Copy out each line of the material in which the word "JSON" appears.

··· Provided records

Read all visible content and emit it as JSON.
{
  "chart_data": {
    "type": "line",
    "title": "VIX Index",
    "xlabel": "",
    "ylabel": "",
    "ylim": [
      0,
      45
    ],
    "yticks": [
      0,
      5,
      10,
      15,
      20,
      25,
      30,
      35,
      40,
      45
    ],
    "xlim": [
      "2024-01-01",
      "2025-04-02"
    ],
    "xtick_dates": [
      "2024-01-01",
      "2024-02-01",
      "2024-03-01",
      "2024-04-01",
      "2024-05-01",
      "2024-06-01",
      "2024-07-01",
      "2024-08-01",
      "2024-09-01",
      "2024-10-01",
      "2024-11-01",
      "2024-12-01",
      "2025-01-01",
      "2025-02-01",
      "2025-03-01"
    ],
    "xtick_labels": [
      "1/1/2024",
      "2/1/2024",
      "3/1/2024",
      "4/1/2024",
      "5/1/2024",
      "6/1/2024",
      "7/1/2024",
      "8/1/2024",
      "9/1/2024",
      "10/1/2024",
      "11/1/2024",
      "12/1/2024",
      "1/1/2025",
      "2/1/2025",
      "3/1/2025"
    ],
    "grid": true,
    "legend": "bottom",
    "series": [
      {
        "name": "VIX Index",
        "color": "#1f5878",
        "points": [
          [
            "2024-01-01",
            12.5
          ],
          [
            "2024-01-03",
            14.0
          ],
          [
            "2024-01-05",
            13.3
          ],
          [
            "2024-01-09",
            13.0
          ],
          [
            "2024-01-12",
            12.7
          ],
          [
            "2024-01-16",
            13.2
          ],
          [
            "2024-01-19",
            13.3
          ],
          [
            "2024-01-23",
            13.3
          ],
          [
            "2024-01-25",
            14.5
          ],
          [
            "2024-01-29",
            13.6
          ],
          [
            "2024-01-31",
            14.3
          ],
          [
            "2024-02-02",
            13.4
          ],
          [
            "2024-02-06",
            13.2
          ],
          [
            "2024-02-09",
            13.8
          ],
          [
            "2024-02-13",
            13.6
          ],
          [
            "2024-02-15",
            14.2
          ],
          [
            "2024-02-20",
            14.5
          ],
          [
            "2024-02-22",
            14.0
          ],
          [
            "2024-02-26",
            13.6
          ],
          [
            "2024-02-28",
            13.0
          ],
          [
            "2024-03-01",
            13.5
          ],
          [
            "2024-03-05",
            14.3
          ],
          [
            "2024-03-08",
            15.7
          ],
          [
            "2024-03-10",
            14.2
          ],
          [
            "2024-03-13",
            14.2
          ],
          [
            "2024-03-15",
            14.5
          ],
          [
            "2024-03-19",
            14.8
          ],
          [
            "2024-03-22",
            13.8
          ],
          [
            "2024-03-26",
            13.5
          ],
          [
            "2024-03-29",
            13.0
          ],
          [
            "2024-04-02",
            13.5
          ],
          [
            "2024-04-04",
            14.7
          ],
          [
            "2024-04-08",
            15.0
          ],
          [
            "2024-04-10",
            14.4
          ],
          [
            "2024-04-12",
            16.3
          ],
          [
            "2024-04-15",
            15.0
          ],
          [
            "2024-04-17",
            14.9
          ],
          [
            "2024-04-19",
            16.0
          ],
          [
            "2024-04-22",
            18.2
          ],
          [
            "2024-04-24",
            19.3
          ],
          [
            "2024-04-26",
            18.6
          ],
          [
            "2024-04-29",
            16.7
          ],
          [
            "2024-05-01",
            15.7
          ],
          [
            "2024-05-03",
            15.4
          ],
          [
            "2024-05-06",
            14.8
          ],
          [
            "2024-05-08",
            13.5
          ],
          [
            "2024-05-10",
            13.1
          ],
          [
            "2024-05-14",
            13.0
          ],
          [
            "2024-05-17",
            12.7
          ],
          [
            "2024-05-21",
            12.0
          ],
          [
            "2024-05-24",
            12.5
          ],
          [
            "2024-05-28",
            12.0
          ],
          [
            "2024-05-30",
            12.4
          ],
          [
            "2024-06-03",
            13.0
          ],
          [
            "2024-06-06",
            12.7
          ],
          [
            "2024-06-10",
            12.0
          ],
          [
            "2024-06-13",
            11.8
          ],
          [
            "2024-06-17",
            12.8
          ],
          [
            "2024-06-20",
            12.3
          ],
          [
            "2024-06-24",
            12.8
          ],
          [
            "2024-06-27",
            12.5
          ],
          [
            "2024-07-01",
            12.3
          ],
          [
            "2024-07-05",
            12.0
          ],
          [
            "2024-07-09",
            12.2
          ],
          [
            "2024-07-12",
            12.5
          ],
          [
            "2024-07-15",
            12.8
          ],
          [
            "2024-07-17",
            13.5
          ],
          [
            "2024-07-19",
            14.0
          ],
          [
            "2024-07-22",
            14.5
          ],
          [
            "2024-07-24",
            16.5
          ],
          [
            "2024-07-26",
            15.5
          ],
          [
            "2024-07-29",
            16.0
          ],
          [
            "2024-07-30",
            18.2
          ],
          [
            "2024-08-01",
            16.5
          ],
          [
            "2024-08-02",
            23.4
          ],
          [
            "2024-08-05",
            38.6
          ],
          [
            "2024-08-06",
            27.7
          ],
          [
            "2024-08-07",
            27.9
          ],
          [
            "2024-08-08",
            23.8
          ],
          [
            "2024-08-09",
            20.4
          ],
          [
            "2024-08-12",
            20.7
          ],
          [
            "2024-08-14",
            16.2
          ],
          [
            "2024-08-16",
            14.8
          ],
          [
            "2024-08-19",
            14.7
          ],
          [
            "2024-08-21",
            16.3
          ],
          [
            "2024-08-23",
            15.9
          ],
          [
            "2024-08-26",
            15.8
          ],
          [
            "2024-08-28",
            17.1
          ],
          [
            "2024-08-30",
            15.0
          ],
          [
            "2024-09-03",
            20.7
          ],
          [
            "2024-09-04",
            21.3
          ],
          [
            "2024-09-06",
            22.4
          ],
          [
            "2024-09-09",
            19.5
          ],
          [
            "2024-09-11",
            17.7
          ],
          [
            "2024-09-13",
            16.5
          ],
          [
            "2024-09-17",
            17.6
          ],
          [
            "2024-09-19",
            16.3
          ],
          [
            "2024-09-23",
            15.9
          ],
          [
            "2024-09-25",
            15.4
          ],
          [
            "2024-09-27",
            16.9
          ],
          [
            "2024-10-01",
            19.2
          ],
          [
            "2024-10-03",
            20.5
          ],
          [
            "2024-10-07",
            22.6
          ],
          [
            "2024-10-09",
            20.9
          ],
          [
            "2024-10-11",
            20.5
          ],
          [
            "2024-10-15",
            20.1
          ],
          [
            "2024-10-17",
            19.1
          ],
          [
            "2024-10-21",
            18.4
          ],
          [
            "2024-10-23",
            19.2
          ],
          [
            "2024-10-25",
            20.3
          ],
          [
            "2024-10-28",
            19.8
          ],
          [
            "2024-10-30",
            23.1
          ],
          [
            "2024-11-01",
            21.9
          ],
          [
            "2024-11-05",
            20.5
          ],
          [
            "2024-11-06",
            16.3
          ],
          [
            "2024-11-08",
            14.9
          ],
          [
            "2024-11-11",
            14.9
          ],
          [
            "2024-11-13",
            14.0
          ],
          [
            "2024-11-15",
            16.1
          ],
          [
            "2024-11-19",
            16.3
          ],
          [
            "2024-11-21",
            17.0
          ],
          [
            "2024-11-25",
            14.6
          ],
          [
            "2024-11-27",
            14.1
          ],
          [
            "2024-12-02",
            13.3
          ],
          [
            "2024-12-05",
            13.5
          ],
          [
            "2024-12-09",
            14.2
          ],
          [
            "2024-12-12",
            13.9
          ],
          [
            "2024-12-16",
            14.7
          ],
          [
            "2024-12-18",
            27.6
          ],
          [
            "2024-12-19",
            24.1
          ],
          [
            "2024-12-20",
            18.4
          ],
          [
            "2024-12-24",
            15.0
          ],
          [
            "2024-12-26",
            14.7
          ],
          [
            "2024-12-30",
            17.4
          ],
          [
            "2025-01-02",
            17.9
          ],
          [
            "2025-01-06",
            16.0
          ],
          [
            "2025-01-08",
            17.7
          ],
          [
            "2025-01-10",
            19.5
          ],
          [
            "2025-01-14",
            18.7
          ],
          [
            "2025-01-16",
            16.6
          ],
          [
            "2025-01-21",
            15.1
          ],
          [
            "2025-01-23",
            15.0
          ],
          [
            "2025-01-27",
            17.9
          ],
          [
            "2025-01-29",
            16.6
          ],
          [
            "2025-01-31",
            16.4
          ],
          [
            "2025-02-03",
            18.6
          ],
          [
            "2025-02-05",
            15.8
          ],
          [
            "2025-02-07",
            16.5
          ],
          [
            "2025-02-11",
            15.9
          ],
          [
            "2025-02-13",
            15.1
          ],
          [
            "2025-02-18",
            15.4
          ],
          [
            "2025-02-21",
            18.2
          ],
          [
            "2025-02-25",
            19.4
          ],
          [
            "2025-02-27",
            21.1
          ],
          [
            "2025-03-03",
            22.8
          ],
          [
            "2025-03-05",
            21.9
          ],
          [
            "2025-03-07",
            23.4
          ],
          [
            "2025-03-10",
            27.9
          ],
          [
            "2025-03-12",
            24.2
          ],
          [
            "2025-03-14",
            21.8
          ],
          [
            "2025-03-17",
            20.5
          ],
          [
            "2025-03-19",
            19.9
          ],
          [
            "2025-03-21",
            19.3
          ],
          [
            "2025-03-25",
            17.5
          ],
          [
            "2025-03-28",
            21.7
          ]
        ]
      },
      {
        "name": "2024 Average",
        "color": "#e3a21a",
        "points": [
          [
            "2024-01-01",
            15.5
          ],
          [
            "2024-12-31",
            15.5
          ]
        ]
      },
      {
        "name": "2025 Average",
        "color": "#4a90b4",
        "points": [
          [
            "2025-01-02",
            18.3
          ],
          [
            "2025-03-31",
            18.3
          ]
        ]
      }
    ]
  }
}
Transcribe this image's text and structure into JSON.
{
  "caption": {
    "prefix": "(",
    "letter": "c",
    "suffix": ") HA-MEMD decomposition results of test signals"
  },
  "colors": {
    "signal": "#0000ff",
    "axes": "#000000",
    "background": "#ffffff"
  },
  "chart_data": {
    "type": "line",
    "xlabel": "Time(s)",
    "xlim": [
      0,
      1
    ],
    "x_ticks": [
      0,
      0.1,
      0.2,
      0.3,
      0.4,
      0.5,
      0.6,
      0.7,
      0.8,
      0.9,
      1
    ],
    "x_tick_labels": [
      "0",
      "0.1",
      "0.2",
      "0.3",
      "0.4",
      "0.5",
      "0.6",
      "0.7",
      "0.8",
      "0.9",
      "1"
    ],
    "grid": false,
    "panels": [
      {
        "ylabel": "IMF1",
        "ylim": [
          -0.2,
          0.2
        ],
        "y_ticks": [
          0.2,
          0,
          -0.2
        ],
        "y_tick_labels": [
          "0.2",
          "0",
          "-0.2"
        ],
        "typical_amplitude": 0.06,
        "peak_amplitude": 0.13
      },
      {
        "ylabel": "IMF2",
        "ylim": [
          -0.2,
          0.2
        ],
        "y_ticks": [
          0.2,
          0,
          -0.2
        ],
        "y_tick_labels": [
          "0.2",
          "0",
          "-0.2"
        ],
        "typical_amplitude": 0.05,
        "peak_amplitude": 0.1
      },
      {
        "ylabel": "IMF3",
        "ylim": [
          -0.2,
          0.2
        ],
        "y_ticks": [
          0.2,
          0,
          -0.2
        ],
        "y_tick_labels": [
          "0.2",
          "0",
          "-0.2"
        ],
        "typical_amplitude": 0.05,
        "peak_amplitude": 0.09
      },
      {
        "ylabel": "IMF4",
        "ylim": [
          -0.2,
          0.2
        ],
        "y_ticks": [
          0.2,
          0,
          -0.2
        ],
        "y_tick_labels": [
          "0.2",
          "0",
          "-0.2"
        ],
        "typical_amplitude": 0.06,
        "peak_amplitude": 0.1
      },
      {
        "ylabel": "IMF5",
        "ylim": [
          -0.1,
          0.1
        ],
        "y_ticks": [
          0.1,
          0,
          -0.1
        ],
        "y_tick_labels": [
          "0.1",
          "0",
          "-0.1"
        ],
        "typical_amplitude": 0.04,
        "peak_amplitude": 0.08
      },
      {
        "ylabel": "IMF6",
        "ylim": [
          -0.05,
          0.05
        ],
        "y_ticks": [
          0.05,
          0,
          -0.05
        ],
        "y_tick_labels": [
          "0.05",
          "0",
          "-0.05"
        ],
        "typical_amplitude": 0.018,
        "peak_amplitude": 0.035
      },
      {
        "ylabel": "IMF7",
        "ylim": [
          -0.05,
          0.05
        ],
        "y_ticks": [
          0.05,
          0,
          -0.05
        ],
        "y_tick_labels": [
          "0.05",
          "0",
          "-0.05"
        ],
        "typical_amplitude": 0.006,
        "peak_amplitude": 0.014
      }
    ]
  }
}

······

*Response to this task:*
Read all visible content and emit it as JSON.
Transcribe this image's text and structure into JSON.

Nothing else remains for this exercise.